**WHAT NEEDS TO BE DONE:** Type out the data exactly as given. Skip any image.

** start of THE INPUT **

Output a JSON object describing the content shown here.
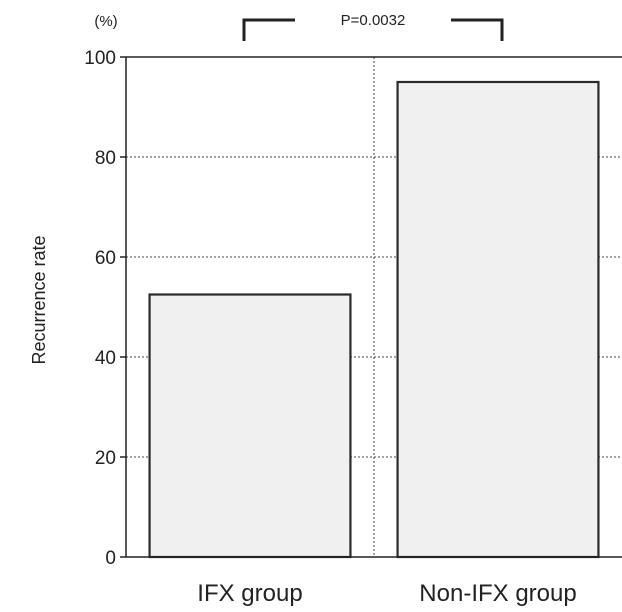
{
  "chart_data": {
    "type": "bar",
    "categories": [
      "IFX group",
      "Non-IFX group"
    ],
    "values": [
      52.5,
      95
    ],
    "ylabel": "Recurrence rate",
    "yunit": "(%)",
    "ylim": [
      0,
      100
    ],
    "yticks": [
      "0",
      "20",
      "40",
      "60",
      "80",
      "100"
    ],
    "grid": true,
    "annotation": "P=0.0032",
    "colors": {
      "bar_fill": "#f0f0f0",
      "bar_stroke": "#2a2a2a",
      "grid": "#444444"
    }
  }
}
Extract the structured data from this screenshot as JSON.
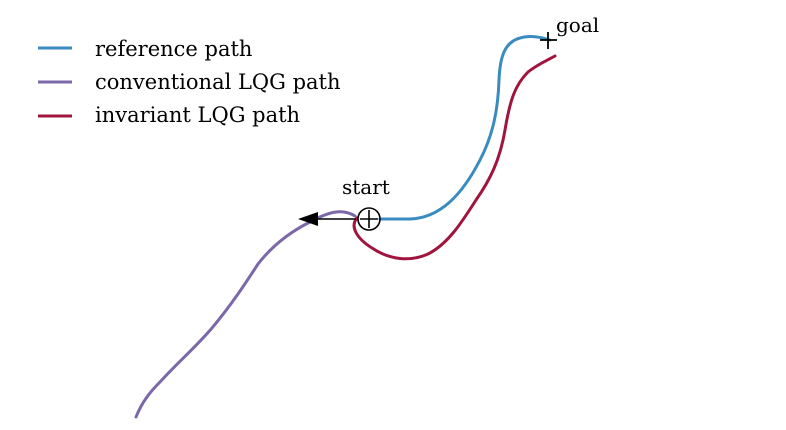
{
  "colors": {
    "reference": "#3a8bbf",
    "conventional": "#7b68a8",
    "invariant": "#a0153e",
    "marker": "#000000"
  },
  "legend": {
    "items": [
      {
        "key": "reference",
        "label": "reference path"
      },
      {
        "key": "conventional",
        "label": "conventional LQG path"
      },
      {
        "key": "invariant",
        "label": "invariant LQG path"
      }
    ]
  },
  "annotations": {
    "start_label": "start",
    "goal_label": "goal"
  }
}
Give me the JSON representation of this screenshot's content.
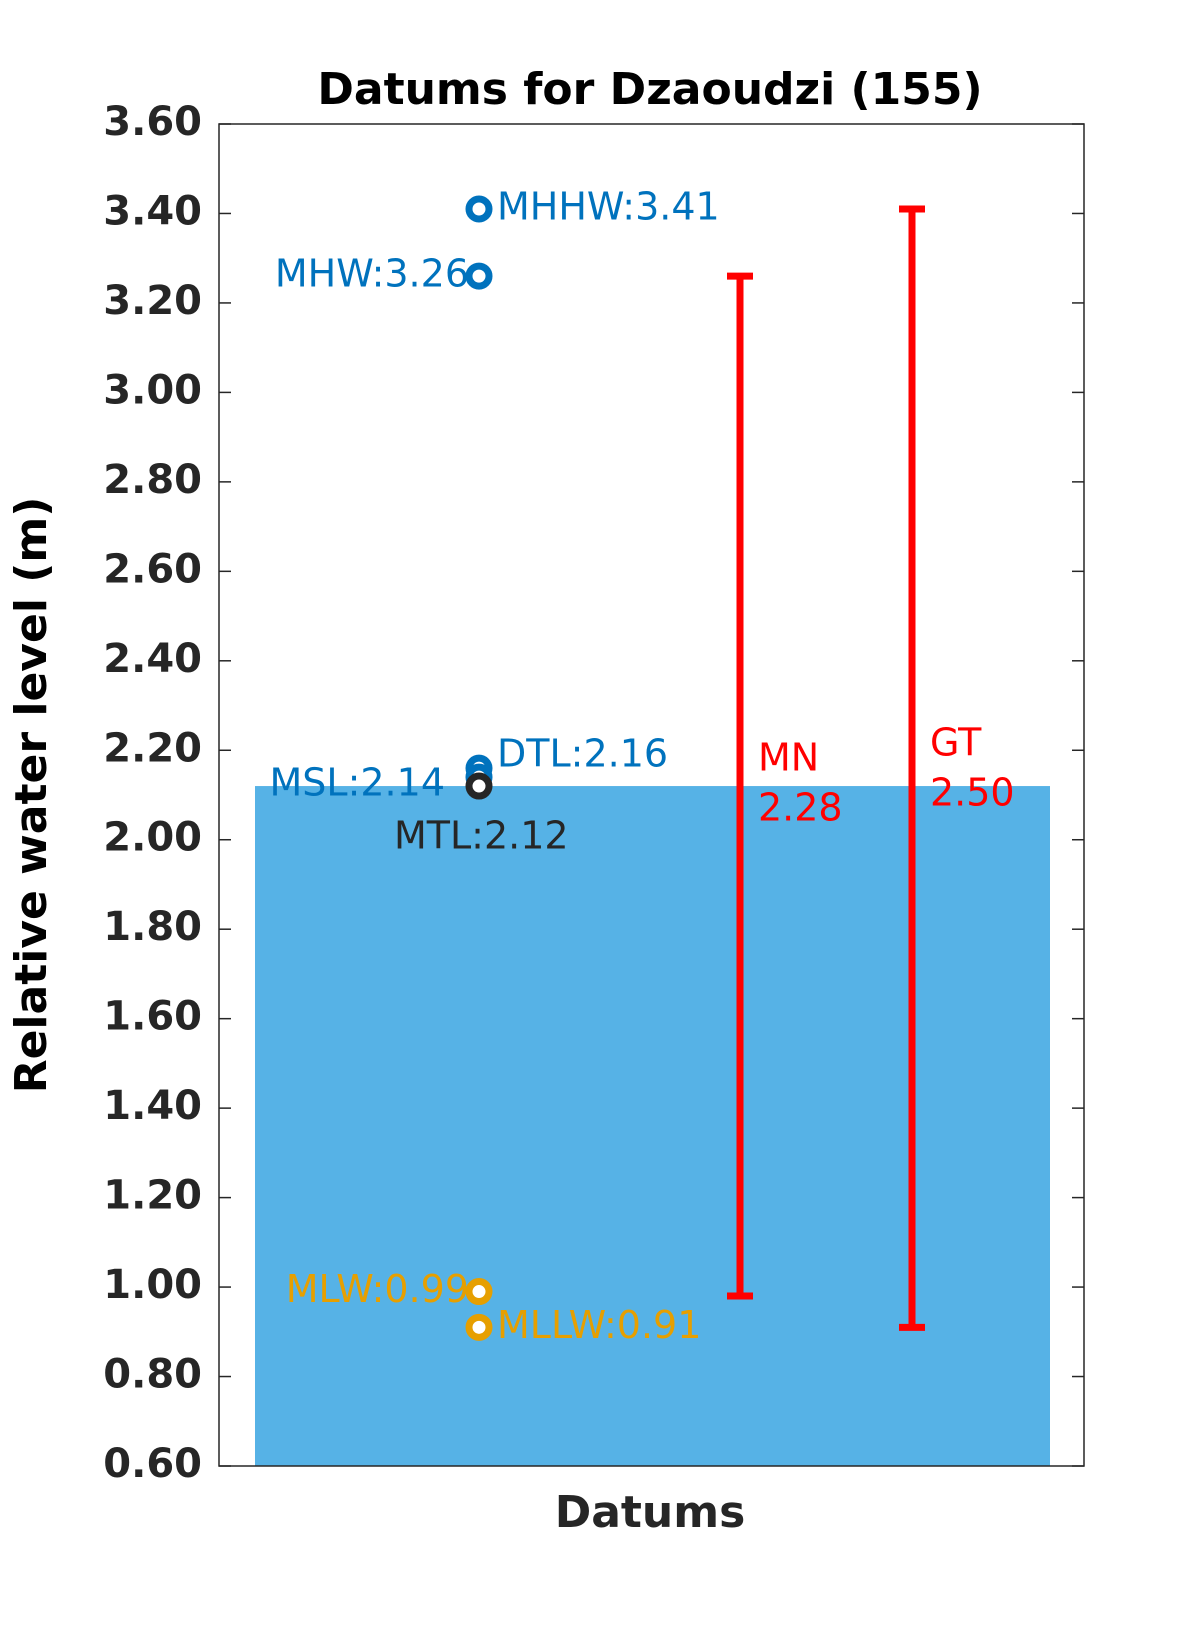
{
  "chart_data": {
    "type": "datums",
    "title": "Datums for Dzaoudzi (155)",
    "x_label": "Datums",
    "y_label": "Relative water level (m)",
    "ylim": [
      0.6,
      3.6
    ],
    "yticks": [
      {
        "value": 0.6,
        "label": "0.60"
      },
      {
        "value": 0.8,
        "label": "0.80"
      },
      {
        "value": 1,
        "label": "1.00"
      },
      {
        "value": 1.2,
        "label": "1.20"
      },
      {
        "value": 1.4,
        "label": "1.40"
      },
      {
        "value": 1.6,
        "label": "1.60"
      },
      {
        "value": 1.8,
        "label": "1.80"
      },
      {
        "value": 2,
        "label": "2.00"
      },
      {
        "value": 2.2,
        "label": "2.20"
      },
      {
        "value": 2.4,
        "label": "2.40"
      },
      {
        "value": 2.6,
        "label": "2.60"
      },
      {
        "value": 2.8,
        "label": "2.80"
      },
      {
        "value": 3,
        "label": "3.00"
      },
      {
        "value": 3.2,
        "label": "3.20"
      },
      {
        "value": 3.4,
        "label": "3.40"
      },
      {
        "value": 3.6,
        "label": "3.60"
      }
    ],
    "bar_value": 2.12,
    "bar_color": "#56b2e6",
    "points": [
      {
        "label": "MHHW:3.41",
        "value": 3.41,
        "color": "#0072bd"
      },
      {
        "label": "MHW:3.26",
        "value": 3.26,
        "color": "#0072bd"
      },
      {
        "label": "DTL:2.16",
        "value": 2.16,
        "color": "#0072bd"
      },
      {
        "label": "MSL:2.14",
        "value": 2.14,
        "color": "#0072bd"
      },
      {
        "label": "MTL:2.12",
        "value": 2.12,
        "color": "#262626"
      },
      {
        "label": "MLW:0.99",
        "value": 0.99,
        "color": "#e69f00"
      },
      {
        "label": "MLLW:0.91",
        "value": 0.91,
        "color": "#e69f00"
      }
    ],
    "ranges": [
      {
        "name": "MN",
        "value": 2.28,
        "value_label": "2.28",
        "low": 0.98,
        "high": 3.26,
        "color": "#ff0000"
      },
      {
        "name": "GT",
        "value": 2.5,
        "value_label": "2.50",
        "low": 0.91,
        "high": 3.41,
        "color": "#ff0000"
      }
    ]
  }
}
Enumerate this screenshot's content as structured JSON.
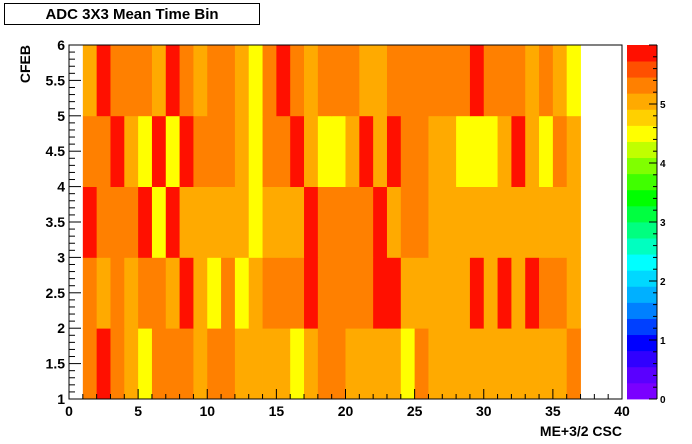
{
  "chart_data": {
    "type": "heatmap",
    "title": "ADC 3X3 Mean Time Bin",
    "xlabel": "ME+3/2 CSC",
    "ylabel": "CFEB",
    "xlim": [
      0,
      40
    ],
    "ylim": [
      1,
      6
    ],
    "zlim": [
      0,
      6
    ],
    "x_ticks": [
      0,
      5,
      10,
      15,
      20,
      25,
      30,
      35,
      40
    ],
    "y_ticks": [
      1,
      1.5,
      2,
      2.5,
      3,
      3.5,
      4,
      4.5,
      5,
      5.5,
      6
    ],
    "z_ticks": [
      0,
      1,
      2,
      3,
      4,
      5
    ],
    "x_bin_start": 1,
    "x_bin_width": 1,
    "y_bin_edges": [
      1,
      2,
      3,
      4,
      5,
      6
    ],
    "rows_from_bottom": [
      [
        5.3,
        5.9,
        5.3,
        5.1,
        4.5,
        5.3,
        5.3,
        5.3,
        5.1,
        5.3,
        5.3,
        5.1,
        5.1,
        5.1,
        5.1,
        4.5,
        5.1,
        5.3,
        5.3,
        5.1,
        5.1,
        5.1,
        5.1,
        4.5,
        5.3,
        5.1,
        5.1,
        5.1,
        5.1,
        5.1,
        5.1,
        5.1,
        5.1,
        5.1,
        5.1,
        5.3
      ],
      [
        5.3,
        5.1,
        5.3,
        5.1,
        5.3,
        5.3,
        5.1,
        5.9,
        5.1,
        4.5,
        5.3,
        4.5,
        5.1,
        5.3,
        5.3,
        5.3,
        5.9,
        5.3,
        5.3,
        5.3,
        5.3,
        5.9,
        5.9,
        5.1,
        5.1,
        5.1,
        5.1,
        5.1,
        5.9,
        5.1,
        5.9,
        5.1,
        5.9,
        5.3,
        5.3,
        5.1
      ],
      [
        5.9,
        5.3,
        5.3,
        5.3,
        5.9,
        4.5,
        5.9,
        5.1,
        5.1,
        5.1,
        5.1,
        5.1,
        4.5,
        5.1,
        5.1,
        5.1,
        5.9,
        5.3,
        5.3,
        5.3,
        5.3,
        5.9,
        5.1,
        5.3,
        5.3,
        5.1,
        5.1,
        5.1,
        5.1,
        5.1,
        5.1,
        5.1,
        5.1,
        5.1,
        5.1,
        5.1
      ],
      [
        5.3,
        5.3,
        5.9,
        5.1,
        4.5,
        5.9,
        4.5,
        5.9,
        5.3,
        5.3,
        5.3,
        5.1,
        4.5,
        5.3,
        5.3,
        5.9,
        5.1,
        4.5,
        4.5,
        5.1,
        5.9,
        5.1,
        5.9,
        5.3,
        5.3,
        5.1,
        5.1,
        4.5,
        4.5,
        4.5,
        5.1,
        5.9,
        5.1,
        4.5,
        5.3,
        5.1
      ],
      [
        5.1,
        5.9,
        5.3,
        5.3,
        5.3,
        5.1,
        5.9,
        5.3,
        5.1,
        5.3,
        5.3,
        5.1,
        4.5,
        5.3,
        5.9,
        5.3,
        5.1,
        5.3,
        5.3,
        5.3,
        5.1,
        5.1,
        5.3,
        5.3,
        5.3,
        5.3,
        5.3,
        5.3,
        5.9,
        5.3,
        5.3,
        5.3,
        5.1,
        5.3,
        5.1,
        4.5
      ]
    ],
    "palette": [
      "#7a00ff",
      "#5a00ff",
      "#3000ff",
      "#0000ff",
      "#0040ff",
      "#0080ff",
      "#00b0ff",
      "#00d8ff",
      "#00ffff",
      "#00ffc0",
      "#00ff80",
      "#00ff40",
      "#00ff00",
      "#40ff00",
      "#80ff00",
      "#c0ff00",
      "#ffff00",
      "#ffd000",
      "#ffaa00",
      "#ff8000",
      "#ff5000",
      "#ff1000"
    ]
  }
}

** end of THE INPUT **

**EXPECTED OUTPUT:**
Output a JSON object describing the content shown here.
{
  "chart_data": {
    "type": "bar",
    "categories": [
      "IFX group",
      "Non-IFX group"
    ],
    "values": [
      52.5,
      95
    ],
    "ylabel": "Recurrence rate",
    "yunit": "(%)",
    "ylim": [
      0,
      100
    ],
    "yticks": [
      "0",
      "20",
      "40",
      "60",
      "80",
      "100"
    ],
    "grid": true,
    "annotation": "P=0.0032",
    "colors": {
      "bar_fill": "#f0f0f0",
      "bar_stroke": "#2a2a2a",
      "grid": "#444444"
    }
  }
}
Extract the structured data from this screenshot as JSON.
{
  "colors": {
    "reference": "#3a8bbf",
    "conventional": "#7b68a8",
    "invariant": "#a0153e",
    "marker": "#000000"
  },
  "legend": {
    "items": [
      {
        "key": "reference",
        "label": "reference path"
      },
      {
        "key": "conventional",
        "label": "conventional LQG path"
      },
      {
        "key": "invariant",
        "label": "invariant LQG path"
      }
    ]
  },
  "annotations": {
    "start_label": "start",
    "goal_label": "goal"
  }
}
Give me the JSON representation of this screenshot's content.
{
  "chart_data": {
    "type": "datums",
    "title": "Datums for Dzaoudzi (155)",
    "x_label": "Datums",
    "y_label": "Relative water level (m)",
    "ylim": [
      0.6,
      3.6
    ],
    "yticks": [
      {
        "value": 0.6,
        "label": "0.60"
      },
      {
        "value": 0.8,
        "label": "0.80"
      },
      {
        "value": 1,
        "label": "1.00"
      },
      {
        "value": 1.2,
        "label": "1.20"
      },
      {
        "value": 1.4,
        "label": "1.40"
      },
      {
        "value": 1.6,
        "label": "1.60"
      },
      {
        "value": 1.8,
        "label": "1.80"
      },
      {
        "value": 2,
        "label": "2.00"
      },
      {
        "value": 2.2,
        "label": "2.20"
      },
      {
        "value": 2.4,
        "label": "2.40"
      },
      {
        "value": 2.6,
        "label": "2.60"
      },
      {
        "value": 2.8,
        "label": "2.80"
      },
      {
        "value": 3,
        "label": "3.00"
      },
      {
        "value": 3.2,
        "label": "3.20"
      },
      {
        "value": 3.4,
        "label": "3.40"
      },
      {
        "value": 3.6,
        "label": "3.60"
      }
    ],
    "bar_value": 2.12,
    "bar_color": "#56b2e6",
    "points": [
      {
        "label": "MHHW:3.41",
        "value": 3.41,
        "color": "#0072bd"
      },
      {
        "label": "MHW:3.26",
        "value": 3.26,
        "color": "#0072bd"
      },
      {
        "label": "DTL:2.16",
        "value": 2.16,
        "color": "#0072bd"
      },
      {
        "label": "MSL:2.14",
        "value": 2.14,
        "color": "#0072bd"
      },
      {
        "label": "MTL:2.12",
        "value": 2.12,
        "color": "#262626"
      },
      {
        "label": "MLW:0.99",
        "value": 0.99,
        "color": "#e69f00"
      },
      {
        "label": "MLLW:0.91",
        "value": 0.91,
        "color": "#e69f00"
      }
    ],
    "ranges": [
      {
        "name": "MN",
        "value": 2.28,
        "value_label": "2.28",
        "low": 0.98,
        "high": 3.26,
        "color": "#ff0000"
      },
      {
        "name": "GT",
        "value": 2.5,
        "value_label": "2.50",
        "low": 0.91,
        "high": 3.41,
        "color": "#ff0000"
      }
    ]
  }
}
Enumerate this screenshot's content as structured JSON.
{
  "chart_data": {
    "type": "heatmap",
    "title": "ADC 3X3 Mean Time Bin",
    "xlabel": "ME+3/2 CSC",
    "ylabel": "CFEB",
    "xlim": [
      0,
      40
    ],
    "ylim": [
      1,
      6
    ],
    "zlim": [
      0,
      6
    ],
    "x_ticks": [
      0,
      5,
      10,
      15,
      20,
      25,
      30,
      35,
      40
    ],
    "y_ticks": [
      1,
      1.5,
      2,
      2.5,
      3,
      3.5,
      4,
      4.5,
      5,
      5.5,
      6
    ],
    "z_ticks": [
      0,
      1,
      2,
      3,
      4,
      5
    ],
    "x_bin_start": 1,
    "x_bin_width": 1,
    "y_bin_edges": [
      1,
      2,
      3,
      4,
      5,
      6
    ],
    "rows_from_bottom": [
      [
        5.3,
        5.9,
        5.3,
        5.1,
        4.5,
        5.3,
        5.3,
        5.3,
        5.1,
        5.3,
        5.3,
        5.1,
        5.1,
        5.1,
        5.1,
        4.5,
        5.1,
        5.3,
        5.3,
        5.1,
        5.1,
        5.1,
        5.1,
        4.5,
        5.3,
        5.1,
        5.1,
        5.1,
        5.1,
        5.1,
        5.1,
        5.1,
        5.1,
        5.1,
        5.1,
        5.3
      ],
      [
        5.3,
        5.1,
        5.3,
        5.1,
        5.3,
        5.3,
        5.1,
        5.9,
        5.1,
        4.5,
        5.3,
        4.5,
        5.1,
        5.3,
        5.3,
        5.3,
        5.9,
        5.3,
        5.3,
        5.3,
        5.3,
        5.9,
        5.9,
        5.1,
        5.1,
        5.1,
        5.1,
        5.1,
        5.9,
        5.1,
        5.9,
        5.1,
        5.9,
        5.3,
        5.3,
        5.1
      ],
      [
        5.9,
        5.3,
        5.3,
        5.3,
        5.9,
        4.5,
        5.9,
        5.1,
        5.1,
        5.1,
        5.1,
        5.1,
        4.5,
        5.1,
        5.1,
        5.1,
        5.9,
        5.3,
        5.3,
        5.3,
        5.3,
        5.9,
        5.1,
        5.3,
        5.3,
        5.1,
        5.1,
        5.1,
        5.1,
        5.1,
        5.1,
        5.1,
        5.1,
        5.1,
        5.1,
        5.1
      ],
      [
        5.3,
        5.3,
        5.9,
        5.1,
        4.5,
        5.9,
        4.5,
        5.9,
        5.3,
        5.3,
        5.3,
        5.1,
        4.5,
        5.3,
        5.3,
        5.9,
        5.1,
        4.5,
        4.5,
        5.1,
        5.9,
        5.1,
        5.9,
        5.3,
        5.3,
        5.1,
        5.1,
        4.5,
        4.5,
        4.5,
        5.1,
        5.9,
        5.1,
        4.5,
        5.3,
        5.1
      ],
      [
        5.1,
        5.9,
        5.3,
        5.3,
        5.3,
        5.1,
        5.9,
        5.3,
        5.1,
        5.3,
        5.3,
        5.1,
        4.5,
        5.3,
        5.9,
        5.3,
        5.1,
        5.3,
        5.3,
        5.3,
        5.1,
        5.1,
        5.3,
        5.3,
        5.3,
        5.3,
        5.3,
        5.3,
        5.9,
        5.3,
        5.3,
        5.3,
        5.1,
        5.3,
        5.1,
        4.5
      ]
    ],
    "palette": [
      "#7a00ff",
      "#5a00ff",
      "#3000ff",
      "#0000ff",
      "#0040ff",
      "#0080ff",
      "#00b0ff",
      "#00d8ff",
      "#00ffff",
      "#00ffc0",
      "#00ff80",
      "#00ff40",
      "#00ff00",
      "#40ff00",
      "#80ff00",
      "#c0ff00",
      "#ffff00",
      "#ffd000",
      "#ffaa00",
      "#ff8000",
      "#ff5000",
      "#ff1000"
    ]
  }
}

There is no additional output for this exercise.